◆ DATA TO PROCESS:

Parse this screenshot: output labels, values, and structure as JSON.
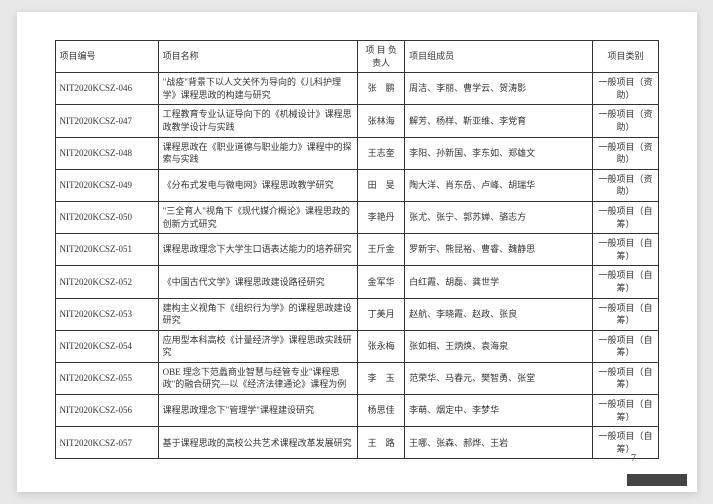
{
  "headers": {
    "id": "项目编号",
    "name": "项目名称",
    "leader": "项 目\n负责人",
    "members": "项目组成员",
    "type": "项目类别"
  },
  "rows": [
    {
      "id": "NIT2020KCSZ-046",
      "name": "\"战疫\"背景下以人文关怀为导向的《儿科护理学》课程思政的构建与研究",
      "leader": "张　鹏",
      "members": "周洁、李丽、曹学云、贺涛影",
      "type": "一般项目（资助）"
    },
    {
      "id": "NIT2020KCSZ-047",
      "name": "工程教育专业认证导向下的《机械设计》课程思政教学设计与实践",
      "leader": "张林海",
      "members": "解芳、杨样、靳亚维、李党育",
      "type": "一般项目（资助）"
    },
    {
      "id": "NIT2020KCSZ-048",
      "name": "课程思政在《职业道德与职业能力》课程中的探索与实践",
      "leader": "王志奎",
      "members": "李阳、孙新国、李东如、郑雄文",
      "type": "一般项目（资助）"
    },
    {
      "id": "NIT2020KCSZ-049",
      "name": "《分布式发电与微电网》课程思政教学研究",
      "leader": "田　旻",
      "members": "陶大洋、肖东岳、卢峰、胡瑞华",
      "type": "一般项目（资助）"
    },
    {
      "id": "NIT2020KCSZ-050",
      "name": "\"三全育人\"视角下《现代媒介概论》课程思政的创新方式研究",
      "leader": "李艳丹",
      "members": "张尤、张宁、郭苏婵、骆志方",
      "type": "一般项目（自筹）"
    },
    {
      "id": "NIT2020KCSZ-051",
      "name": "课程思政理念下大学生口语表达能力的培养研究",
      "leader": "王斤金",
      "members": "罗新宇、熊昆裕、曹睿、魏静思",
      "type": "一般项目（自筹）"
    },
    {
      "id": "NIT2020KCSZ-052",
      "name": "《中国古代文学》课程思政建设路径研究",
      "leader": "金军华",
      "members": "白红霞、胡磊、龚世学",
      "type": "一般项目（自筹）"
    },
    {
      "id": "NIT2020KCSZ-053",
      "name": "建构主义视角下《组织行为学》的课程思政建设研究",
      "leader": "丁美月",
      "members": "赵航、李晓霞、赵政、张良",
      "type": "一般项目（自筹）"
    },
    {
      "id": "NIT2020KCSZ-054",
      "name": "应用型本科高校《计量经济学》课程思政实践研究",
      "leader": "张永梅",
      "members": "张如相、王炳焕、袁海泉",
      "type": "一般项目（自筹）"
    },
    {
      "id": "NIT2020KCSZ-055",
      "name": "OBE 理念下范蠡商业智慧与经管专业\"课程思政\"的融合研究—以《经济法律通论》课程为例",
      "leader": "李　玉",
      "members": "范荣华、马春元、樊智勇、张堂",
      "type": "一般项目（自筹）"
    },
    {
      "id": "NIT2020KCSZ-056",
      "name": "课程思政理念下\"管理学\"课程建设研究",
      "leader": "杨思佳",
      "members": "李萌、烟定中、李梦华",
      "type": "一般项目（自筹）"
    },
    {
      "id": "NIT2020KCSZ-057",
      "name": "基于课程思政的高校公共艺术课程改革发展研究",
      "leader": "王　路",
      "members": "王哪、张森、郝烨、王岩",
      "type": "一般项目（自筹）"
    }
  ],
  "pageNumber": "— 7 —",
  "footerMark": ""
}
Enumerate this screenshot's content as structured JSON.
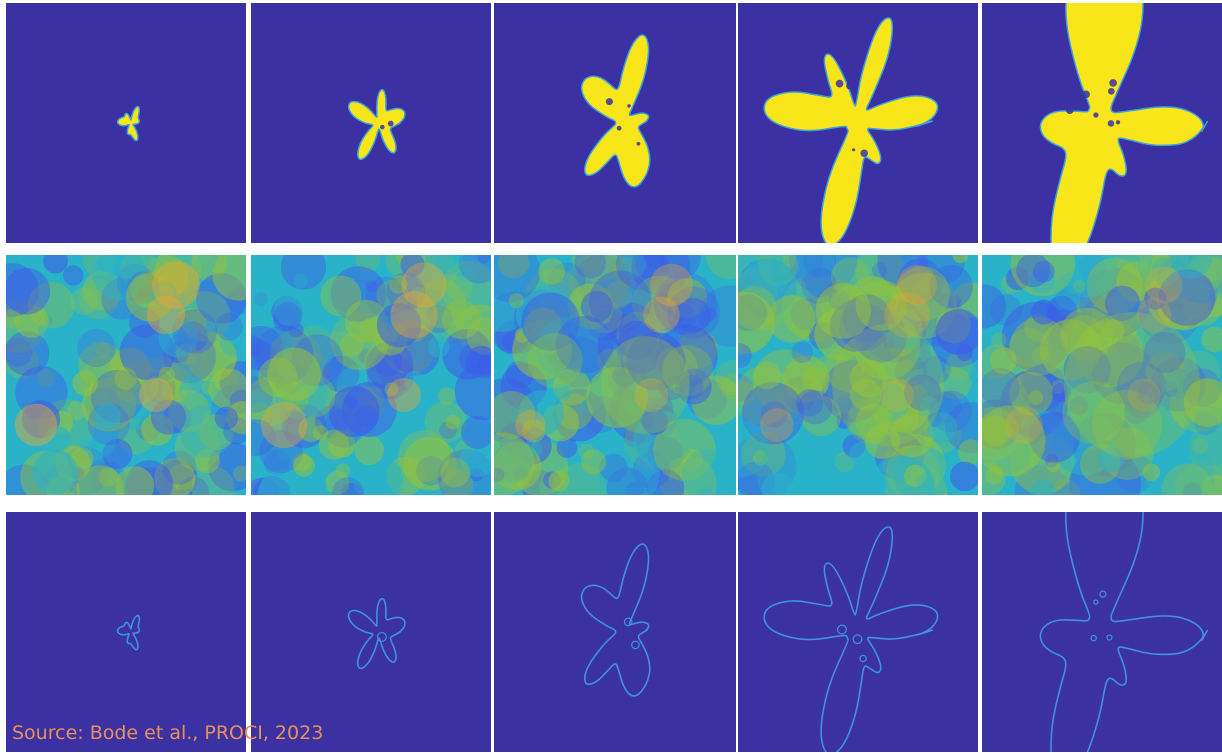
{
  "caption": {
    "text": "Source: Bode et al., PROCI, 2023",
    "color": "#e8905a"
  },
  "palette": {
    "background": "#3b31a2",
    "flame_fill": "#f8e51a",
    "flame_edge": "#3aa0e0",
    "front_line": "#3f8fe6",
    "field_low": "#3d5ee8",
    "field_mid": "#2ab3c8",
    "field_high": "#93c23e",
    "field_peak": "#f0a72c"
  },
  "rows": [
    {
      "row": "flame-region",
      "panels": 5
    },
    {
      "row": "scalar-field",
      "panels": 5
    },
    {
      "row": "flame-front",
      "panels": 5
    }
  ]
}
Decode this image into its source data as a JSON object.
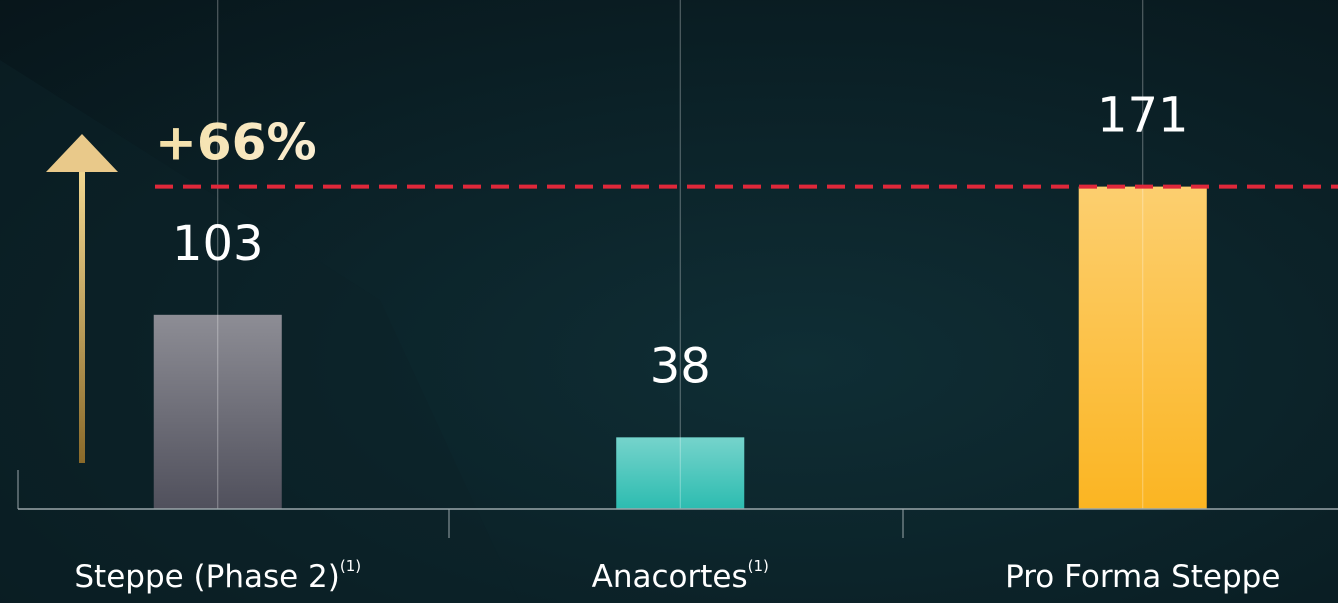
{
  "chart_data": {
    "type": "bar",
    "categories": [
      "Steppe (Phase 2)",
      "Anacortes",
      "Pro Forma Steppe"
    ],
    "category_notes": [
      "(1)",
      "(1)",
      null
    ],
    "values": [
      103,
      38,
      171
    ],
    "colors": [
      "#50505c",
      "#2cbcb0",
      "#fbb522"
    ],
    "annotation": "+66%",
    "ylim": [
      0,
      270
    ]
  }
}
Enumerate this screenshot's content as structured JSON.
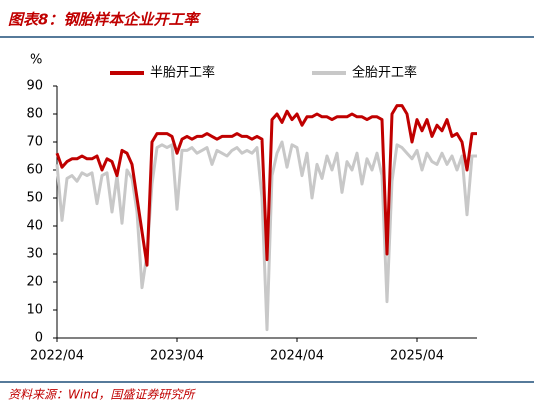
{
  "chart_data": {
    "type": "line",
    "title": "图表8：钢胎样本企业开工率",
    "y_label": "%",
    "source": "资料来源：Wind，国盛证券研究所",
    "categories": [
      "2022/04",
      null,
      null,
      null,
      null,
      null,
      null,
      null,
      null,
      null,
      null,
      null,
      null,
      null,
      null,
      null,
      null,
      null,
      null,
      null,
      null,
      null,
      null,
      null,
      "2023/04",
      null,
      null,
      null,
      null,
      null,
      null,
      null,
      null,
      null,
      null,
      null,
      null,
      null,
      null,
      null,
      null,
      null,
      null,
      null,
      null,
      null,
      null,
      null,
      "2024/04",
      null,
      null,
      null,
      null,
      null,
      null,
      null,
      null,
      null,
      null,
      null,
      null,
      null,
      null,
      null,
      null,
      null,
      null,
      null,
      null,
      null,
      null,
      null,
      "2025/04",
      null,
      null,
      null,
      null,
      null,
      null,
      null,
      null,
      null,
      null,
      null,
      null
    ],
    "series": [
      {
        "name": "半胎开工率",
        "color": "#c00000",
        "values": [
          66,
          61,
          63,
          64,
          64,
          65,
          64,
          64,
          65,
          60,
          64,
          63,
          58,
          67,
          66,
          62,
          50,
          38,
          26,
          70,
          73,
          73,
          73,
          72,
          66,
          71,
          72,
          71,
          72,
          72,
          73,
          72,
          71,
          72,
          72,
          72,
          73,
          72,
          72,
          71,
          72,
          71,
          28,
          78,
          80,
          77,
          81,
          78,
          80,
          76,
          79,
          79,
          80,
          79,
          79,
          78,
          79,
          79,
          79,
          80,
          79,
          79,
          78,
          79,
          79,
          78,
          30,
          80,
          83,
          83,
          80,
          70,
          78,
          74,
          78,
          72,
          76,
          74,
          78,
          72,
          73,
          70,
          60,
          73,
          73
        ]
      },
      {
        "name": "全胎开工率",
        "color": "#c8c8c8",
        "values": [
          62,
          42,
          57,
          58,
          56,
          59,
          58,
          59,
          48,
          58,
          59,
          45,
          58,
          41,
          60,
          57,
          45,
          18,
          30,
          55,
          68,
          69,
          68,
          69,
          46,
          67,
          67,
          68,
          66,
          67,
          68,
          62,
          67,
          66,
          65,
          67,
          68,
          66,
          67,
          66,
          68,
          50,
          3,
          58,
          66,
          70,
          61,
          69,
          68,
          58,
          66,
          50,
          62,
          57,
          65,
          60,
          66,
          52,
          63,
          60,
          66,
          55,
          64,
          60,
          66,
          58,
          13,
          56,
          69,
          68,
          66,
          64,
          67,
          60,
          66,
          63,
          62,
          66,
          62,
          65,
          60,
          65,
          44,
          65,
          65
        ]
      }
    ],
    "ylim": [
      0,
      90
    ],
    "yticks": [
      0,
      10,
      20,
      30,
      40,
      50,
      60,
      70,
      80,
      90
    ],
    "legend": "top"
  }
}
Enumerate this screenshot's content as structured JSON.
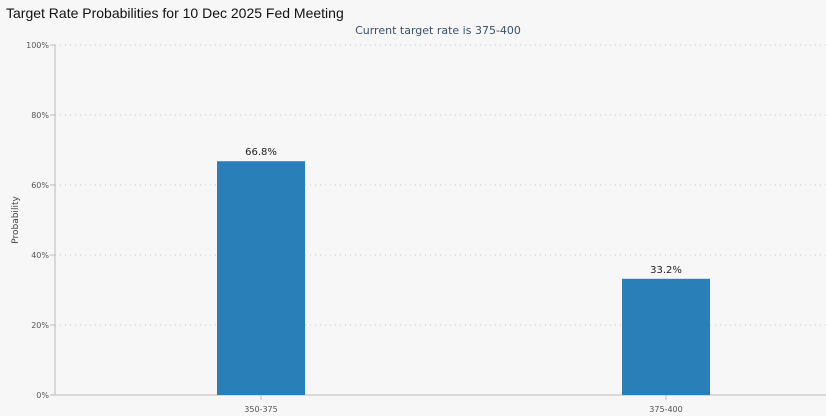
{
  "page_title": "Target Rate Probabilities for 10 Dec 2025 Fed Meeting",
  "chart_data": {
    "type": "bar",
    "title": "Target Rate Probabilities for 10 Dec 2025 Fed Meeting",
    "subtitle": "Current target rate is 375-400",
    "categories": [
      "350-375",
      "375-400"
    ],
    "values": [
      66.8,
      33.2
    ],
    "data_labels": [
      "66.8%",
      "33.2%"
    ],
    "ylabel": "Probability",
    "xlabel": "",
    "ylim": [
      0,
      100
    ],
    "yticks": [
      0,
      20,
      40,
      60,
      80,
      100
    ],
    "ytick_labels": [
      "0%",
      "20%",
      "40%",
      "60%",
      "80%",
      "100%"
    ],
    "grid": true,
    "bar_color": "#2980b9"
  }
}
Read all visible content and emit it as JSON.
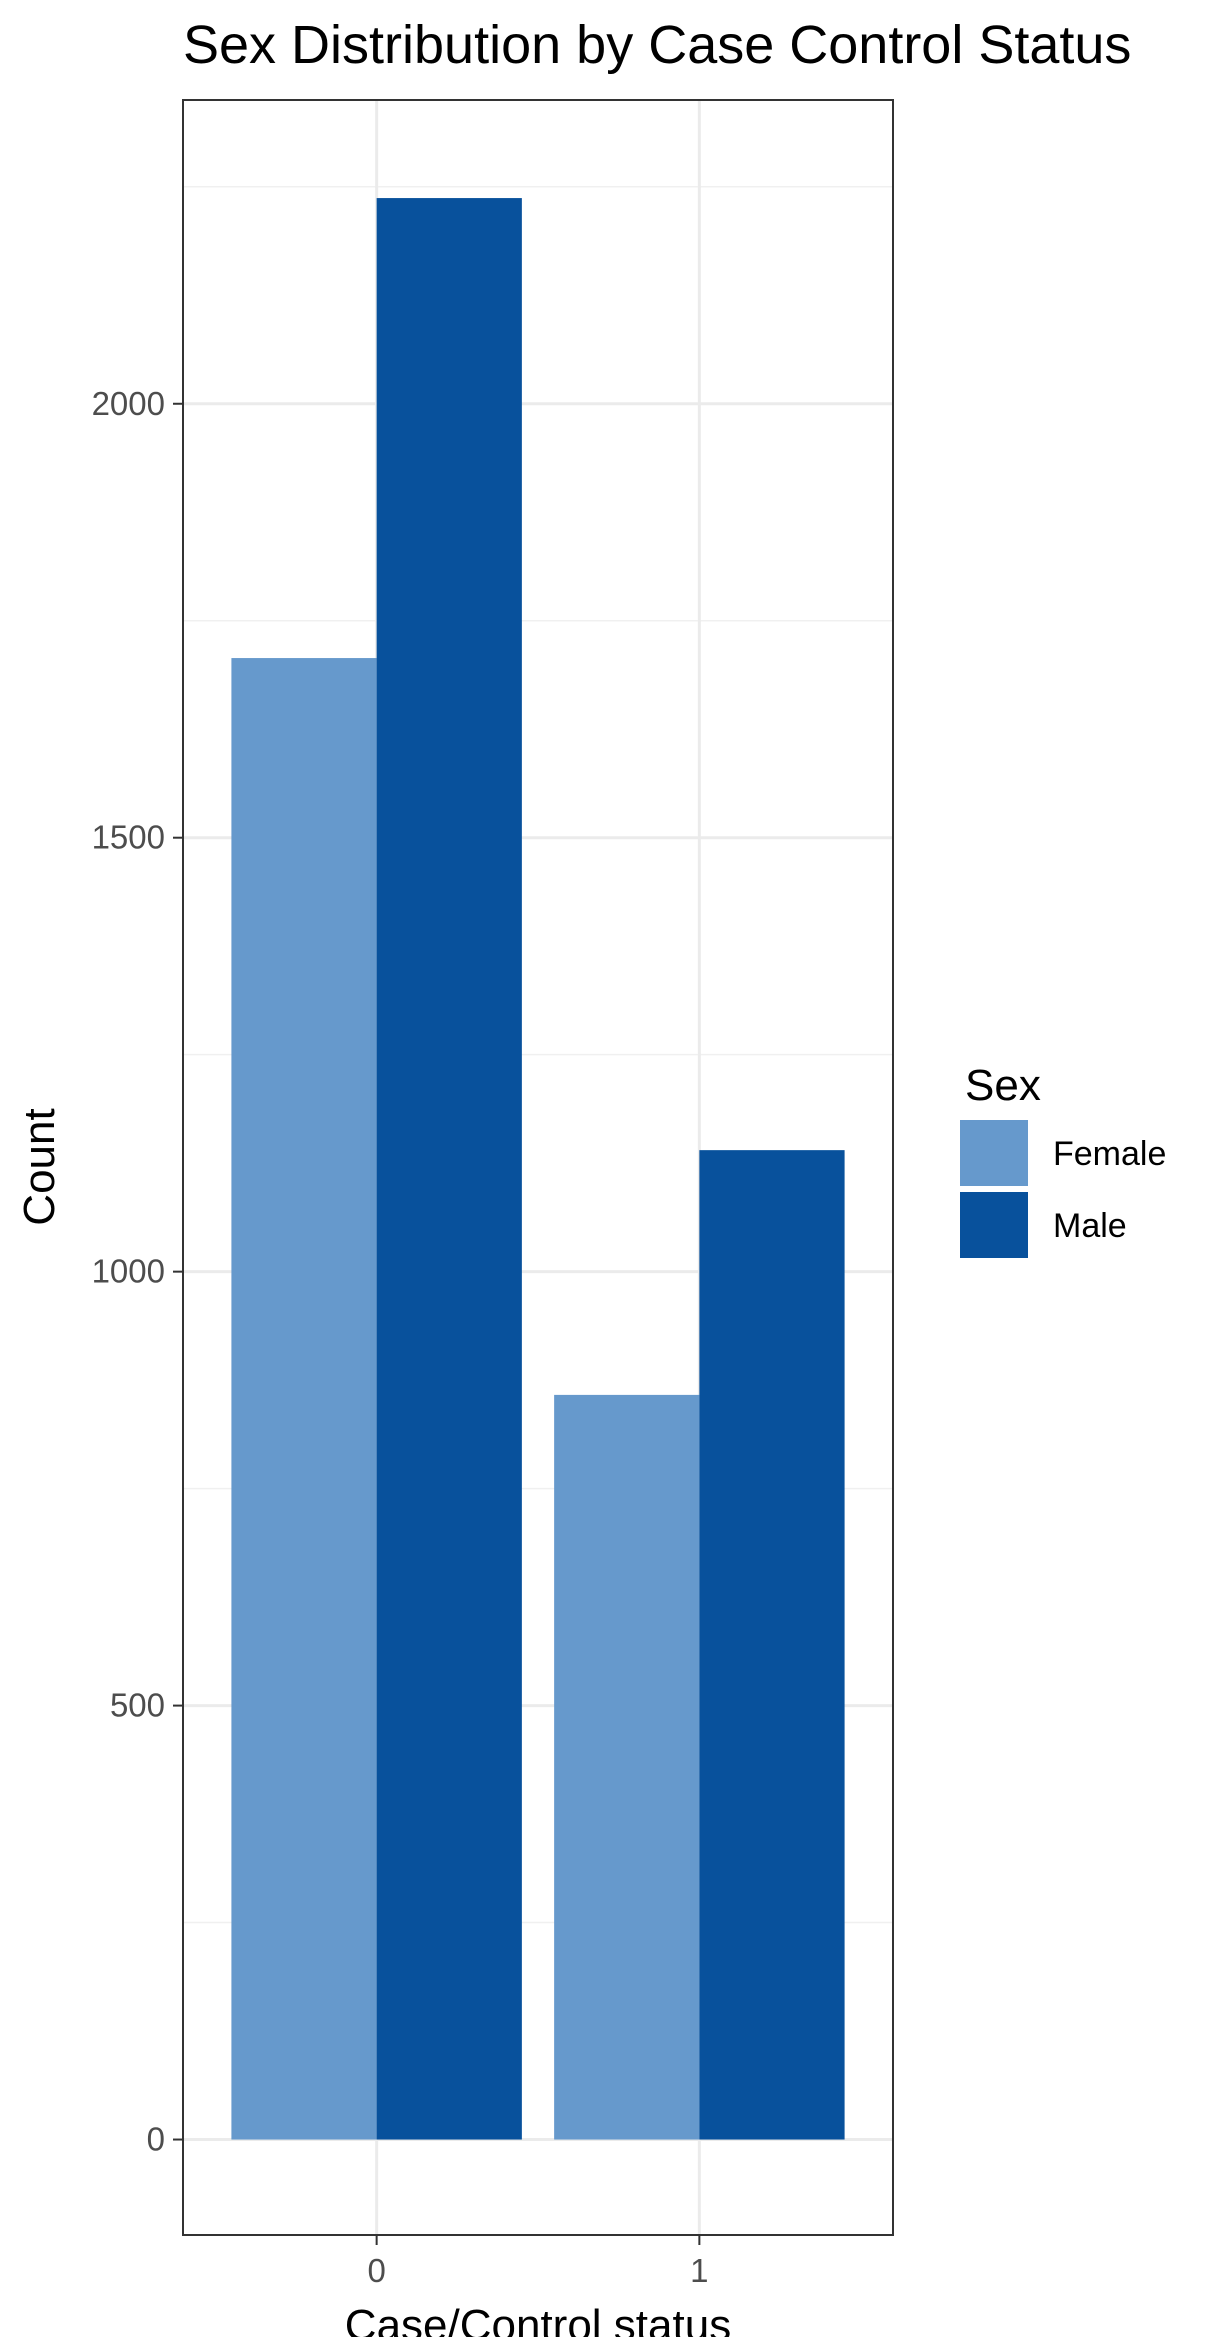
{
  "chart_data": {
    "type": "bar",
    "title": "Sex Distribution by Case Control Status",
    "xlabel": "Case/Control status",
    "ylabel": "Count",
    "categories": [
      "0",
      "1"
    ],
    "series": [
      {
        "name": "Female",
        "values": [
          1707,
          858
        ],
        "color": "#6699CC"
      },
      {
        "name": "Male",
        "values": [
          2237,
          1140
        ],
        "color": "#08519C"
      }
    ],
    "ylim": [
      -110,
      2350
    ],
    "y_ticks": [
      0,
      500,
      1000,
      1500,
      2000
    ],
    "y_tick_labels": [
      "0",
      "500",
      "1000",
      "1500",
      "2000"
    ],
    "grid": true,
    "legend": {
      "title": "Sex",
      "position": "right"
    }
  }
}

◆ WHAT IS ASKED:
Scan the material above for the word "Probabilities". Copy each line where it occurs.

◆ CORRECT RESPONSE:
  "page_title": "Target Rate Probabilities for 10 Dec 2025 Fed Meeting",
    "title": "Target Rate Probabilities for 10 Dec 2025 Fed Meeting",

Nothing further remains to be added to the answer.